→ TASK DETAILS: Copy out all of the data below with no alterations.

→ RECORD LIST:
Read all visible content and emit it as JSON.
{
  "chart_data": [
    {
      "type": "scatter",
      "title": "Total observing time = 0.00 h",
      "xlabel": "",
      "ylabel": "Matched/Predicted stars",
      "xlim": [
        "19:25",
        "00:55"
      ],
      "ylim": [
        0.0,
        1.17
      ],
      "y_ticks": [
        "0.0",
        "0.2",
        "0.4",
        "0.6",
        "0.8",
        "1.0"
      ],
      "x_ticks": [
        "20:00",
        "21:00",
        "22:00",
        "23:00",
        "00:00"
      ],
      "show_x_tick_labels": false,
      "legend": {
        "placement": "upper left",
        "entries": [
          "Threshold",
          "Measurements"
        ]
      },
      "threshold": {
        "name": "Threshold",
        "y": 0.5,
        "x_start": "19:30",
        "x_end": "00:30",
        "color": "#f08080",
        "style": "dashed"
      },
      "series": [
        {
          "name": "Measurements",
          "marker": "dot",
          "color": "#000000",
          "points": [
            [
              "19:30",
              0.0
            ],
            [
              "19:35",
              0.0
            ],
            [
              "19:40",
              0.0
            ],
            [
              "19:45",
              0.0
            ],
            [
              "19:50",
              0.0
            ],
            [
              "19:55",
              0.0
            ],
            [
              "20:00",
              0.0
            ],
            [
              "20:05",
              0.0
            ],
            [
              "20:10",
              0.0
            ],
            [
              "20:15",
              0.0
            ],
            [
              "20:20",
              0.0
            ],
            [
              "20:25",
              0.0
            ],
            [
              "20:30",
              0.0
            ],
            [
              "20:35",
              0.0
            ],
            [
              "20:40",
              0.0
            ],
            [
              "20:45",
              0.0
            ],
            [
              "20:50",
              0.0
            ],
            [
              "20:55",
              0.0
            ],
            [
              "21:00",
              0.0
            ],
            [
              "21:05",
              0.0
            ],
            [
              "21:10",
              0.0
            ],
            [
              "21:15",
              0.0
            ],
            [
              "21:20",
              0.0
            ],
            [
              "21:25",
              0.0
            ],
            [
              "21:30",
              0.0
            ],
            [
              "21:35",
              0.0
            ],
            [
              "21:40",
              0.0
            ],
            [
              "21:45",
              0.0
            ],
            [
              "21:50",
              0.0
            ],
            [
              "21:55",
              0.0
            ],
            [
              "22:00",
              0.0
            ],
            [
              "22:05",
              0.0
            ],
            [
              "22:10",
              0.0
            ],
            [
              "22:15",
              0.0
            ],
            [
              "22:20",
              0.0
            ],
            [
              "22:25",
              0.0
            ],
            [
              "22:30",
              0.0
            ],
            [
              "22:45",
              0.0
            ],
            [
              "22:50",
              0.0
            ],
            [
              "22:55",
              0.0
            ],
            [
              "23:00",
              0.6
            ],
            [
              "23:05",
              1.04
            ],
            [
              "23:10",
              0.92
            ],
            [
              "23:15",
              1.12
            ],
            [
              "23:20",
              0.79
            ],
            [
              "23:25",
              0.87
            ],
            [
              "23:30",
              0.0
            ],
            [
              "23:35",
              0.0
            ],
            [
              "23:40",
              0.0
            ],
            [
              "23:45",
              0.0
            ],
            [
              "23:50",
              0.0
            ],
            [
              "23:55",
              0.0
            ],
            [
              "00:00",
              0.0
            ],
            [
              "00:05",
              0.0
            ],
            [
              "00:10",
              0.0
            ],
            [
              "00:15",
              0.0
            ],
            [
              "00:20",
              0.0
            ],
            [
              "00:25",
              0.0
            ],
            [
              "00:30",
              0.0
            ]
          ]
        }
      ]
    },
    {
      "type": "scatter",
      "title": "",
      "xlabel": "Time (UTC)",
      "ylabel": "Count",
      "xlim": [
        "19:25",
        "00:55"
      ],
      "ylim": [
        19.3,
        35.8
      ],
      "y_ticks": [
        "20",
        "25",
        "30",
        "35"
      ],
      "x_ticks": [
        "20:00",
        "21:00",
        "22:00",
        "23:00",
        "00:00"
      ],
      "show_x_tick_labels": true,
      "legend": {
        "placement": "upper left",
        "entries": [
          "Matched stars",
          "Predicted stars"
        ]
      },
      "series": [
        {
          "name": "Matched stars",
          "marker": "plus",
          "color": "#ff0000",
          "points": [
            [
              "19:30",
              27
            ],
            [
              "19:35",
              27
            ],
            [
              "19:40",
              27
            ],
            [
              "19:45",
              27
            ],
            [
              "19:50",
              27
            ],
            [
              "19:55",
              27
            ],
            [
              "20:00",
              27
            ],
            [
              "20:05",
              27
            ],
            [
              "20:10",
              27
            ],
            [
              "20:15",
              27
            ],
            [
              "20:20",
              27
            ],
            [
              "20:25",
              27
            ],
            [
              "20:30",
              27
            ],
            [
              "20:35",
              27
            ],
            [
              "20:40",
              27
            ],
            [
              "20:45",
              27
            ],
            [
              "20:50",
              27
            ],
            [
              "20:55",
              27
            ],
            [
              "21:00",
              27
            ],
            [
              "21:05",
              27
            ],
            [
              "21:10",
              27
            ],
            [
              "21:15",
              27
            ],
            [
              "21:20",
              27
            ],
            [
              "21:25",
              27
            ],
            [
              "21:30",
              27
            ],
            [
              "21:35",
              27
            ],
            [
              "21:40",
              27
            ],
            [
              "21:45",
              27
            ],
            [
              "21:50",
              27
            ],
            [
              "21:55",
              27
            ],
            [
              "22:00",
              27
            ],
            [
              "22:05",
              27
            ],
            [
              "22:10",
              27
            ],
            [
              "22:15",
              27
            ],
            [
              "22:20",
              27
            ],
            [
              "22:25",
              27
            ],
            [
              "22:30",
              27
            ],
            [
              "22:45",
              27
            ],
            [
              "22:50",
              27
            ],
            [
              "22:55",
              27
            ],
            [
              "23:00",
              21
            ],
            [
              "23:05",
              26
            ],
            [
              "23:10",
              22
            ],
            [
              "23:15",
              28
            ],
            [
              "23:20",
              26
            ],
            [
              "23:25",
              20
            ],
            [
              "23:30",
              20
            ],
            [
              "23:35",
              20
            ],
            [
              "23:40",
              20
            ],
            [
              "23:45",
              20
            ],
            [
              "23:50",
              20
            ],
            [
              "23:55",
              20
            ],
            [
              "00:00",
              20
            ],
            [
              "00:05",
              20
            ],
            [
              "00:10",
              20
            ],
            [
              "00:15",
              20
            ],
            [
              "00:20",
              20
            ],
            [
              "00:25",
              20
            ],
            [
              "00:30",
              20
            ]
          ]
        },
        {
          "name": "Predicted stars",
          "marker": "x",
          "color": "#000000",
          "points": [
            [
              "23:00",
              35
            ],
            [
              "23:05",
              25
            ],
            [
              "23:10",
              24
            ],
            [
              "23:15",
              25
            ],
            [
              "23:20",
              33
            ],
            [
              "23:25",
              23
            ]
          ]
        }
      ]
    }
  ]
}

→ EXERCISE RESPONSE:
Read all visible content and emit it as JSON.
{
  "chart_data": [
    {
      "type": "scatter",
      "title": "Total observing time = 0.00 h",
      "xlabel": "",
      "ylabel": "Matched/Predicted stars",
      "xlim": [
        "19:25",
        "00:55"
      ],
      "ylim": [
        0.0,
        1.17
      ],
      "y_ticks": [
        "0.0",
        "0.2",
        "0.4",
        "0.6",
        "0.8",
        "1.0"
      ],
      "x_ticks": [
        "20:00",
        "21:00",
        "22:00",
        "23:00",
        "00:00"
      ],
      "show_x_tick_labels": false,
      "legend": {
        "placement": "upper left",
        "entries": [
          "Threshold",
          "Measurements"
        ]
      },
      "threshold": {
        "name": "Threshold",
        "y": 0.5,
        "x_start": "19:30",
        "x_end": "00:30",
        "color": "#f08080",
        "style": "dashed"
      },
      "series": [
        {
          "name": "Measurements",
          "marker": "dot",
          "color": "#000000",
          "points": [
            [
              "19:30",
              0.0
            ],
            [
              "19:35",
              0.0
            ],
            [
              "19:40",
              0.0
            ],
            [
              "19:45",
              0.0
            ],
            [
              "19:50",
              0.0
            ],
            [
              "19:55",
              0.0
            ],
            [
              "20:00",
              0.0
            ],
            [
              "20:05",
              0.0
            ],
            [
              "20:10",
              0.0
            ],
            [
              "20:15",
              0.0
            ],
            [
              "20:20",
              0.0
            ],
            [
              "20:25",
              0.0
            ],
            [
              "20:30",
              0.0
            ],
            [
              "20:35",
              0.0
            ],
            [
              "20:40",
              0.0
            ],
            [
              "20:45",
              0.0
            ],
            [
              "20:50",
              0.0
            ],
            [
              "20:55",
              0.0
            ],
            [
              "21:00",
              0.0
            ],
            [
              "21:05",
              0.0
            ],
            [
              "21:10",
              0.0
            ],
            [
              "21:15",
              0.0
            ],
            [
              "21:20",
              0.0
            ],
            [
              "21:25",
              0.0
            ],
            [
              "21:30",
              0.0
            ],
            [
              "21:35",
              0.0
            ],
            [
              "21:40",
              0.0
            ],
            [
              "21:45",
              0.0
            ],
            [
              "21:50",
              0.0
            ],
            [
              "21:55",
              0.0
            ],
            [
              "22:00",
              0.0
            ],
            [
              "22:05",
              0.0
            ],
            [
              "22:10",
              0.0
            ],
            [
              "22:15",
              0.0
            ],
            [
              "22:20",
              0.0
            ],
            [
              "22:25",
              0.0
            ],
            [
              "22:30",
              0.0
            ],
            [
              "22:45",
              0.0
            ],
            [
              "22:50",
              0.0
            ],
            [
              "22:55",
              0.0
            ],
            [
              "23:00",
              0.6
            ],
            [
              "23:05",
              1.04
            ],
            [
              "23:10",
              0.92
            ],
            [
              "23:15",
              1.12
            ],
            [
              "23:20",
              0.79
            ],
            [
              "23:25",
              0.87
            ],
            [
              "23:30",
              0.0
            ],
            [
              "23:35",
              0.0
            ],
            [
              "23:40",
              0.0
            ],
            [
              "23:45",
              0.0
            ],
            [
              "23:50",
              0.0
            ],
            [
              "23:55",
              0.0
            ],
            [
              "00:00",
              0.0
            ],
            [
              "00:05",
              0.0
            ],
            [
              "00:10",
              0.0
            ],
            [
              "00:15",
              0.0
            ],
            [
              "00:20",
              0.0
            ],
            [
              "00:25",
              0.0
            ],
            [
              "00:30",
              0.0
            ]
          ]
        }
      ]
    },
    {
      "type": "scatter",
      "title": "",
      "xlabel": "Time (UTC)",
      "ylabel": "Count",
      "xlim": [
        "19:25",
        "00:55"
      ],
      "ylim": [
        19.3,
        35.8
      ],
      "y_ticks": [
        "20",
        "25",
        "30",
        "35"
      ],
      "x_ticks": [
        "20:00",
        "21:00",
        "22:00",
        "23:00",
        "00:00"
      ],
      "show_x_tick_labels": true,
      "legend": {
        "placement": "upper left",
        "entries": [
          "Matched stars",
          "Predicted stars"
        ]
      },
      "series": [
        {
          "name": "Matched stars",
          "marker": "plus",
          "color": "#ff0000",
          "points": [
            [
              "19:30",
              27
            ],
            [
              "19:35",
              27
            ],
            [
              "19:40",
              27
            ],
            [
              "19:45",
              27
            ],
            [
              "19:50",
              27
            ],
            [
              "19:55",
              27
            ],
            [
              "20:00",
              27
            ],
            [
              "20:05",
              27
            ],
            [
              "20:10",
              27
            ],
            [
              "20:15",
              27
            ],
            [
              "20:20",
              27
            ],
            [
              "20:25",
              27
            ],
            [
              "20:30",
              27
            ],
            [
              "20:35",
              27
            ],
            [
              "20:40",
              27
            ],
            [
              "20:45",
              27
            ],
            [
              "20:50",
              27
            ],
            [
              "20:55",
              27
            ],
            [
              "21:00",
              27
            ],
            [
              "21:05",
              27
            ],
            [
              "21:10",
              27
            ],
            [
              "21:15",
              27
            ],
            [
              "21:20",
              27
            ],
            [
              "21:25",
              27
            ],
            [
              "21:30",
              27
            ],
            [
              "21:35",
              27
            ],
            [
              "21:40",
              27
            ],
            [
              "21:45",
              27
            ],
            [
              "21:50",
              27
            ],
            [
              "21:55",
              27
            ],
            [
              "22:00",
              27
            ],
            [
              "22:05",
              27
            ],
            [
              "22:10",
              27
            ],
            [
              "22:15",
              27
            ],
            [
              "22:20",
              27
            ],
            [
              "22:25",
              27
            ],
            [
              "22:30",
              27
            ],
            [
              "22:45",
              27
            ],
            [
              "22:50",
              27
            ],
            [
              "22:55",
              27
            ],
            [
              "23:00",
              21
            ],
            [
              "23:05",
              26
            ],
            [
              "23:10",
              22
            ],
            [
              "23:15",
              28
            ],
            [
              "23:20",
              26
            ],
            [
              "23:25",
              20
            ],
            [
              "23:30",
              20
            ],
            [
              "23:35",
              20
            ],
            [
              "23:40",
              20
            ],
            [
              "23:45",
              20
            ],
            [
              "23:50",
              20
            ],
            [
              "23:55",
              20
            ],
            [
              "00:00",
              20
            ],
            [
              "00:05",
              20
            ],
            [
              "00:10",
              20
            ],
            [
              "00:15",
              20
            ],
            [
              "00:20",
              20
            ],
            [
              "00:25",
              20
            ],
            [
              "00:30",
              20
            ]
          ]
        },
        {
          "name": "Predicted stars",
          "marker": "x",
          "color": "#000000",
          "points": [
            [
              "23:00",
              35
            ],
            [
              "23:05",
              25
            ],
            [
              "23:10",
              24
            ],
            [
              "23:15",
              25
            ],
            [
              "23:20",
              33
            ],
            [
              "23:25",
              23
            ]
          ]
        }
      ]
    }
  ]
}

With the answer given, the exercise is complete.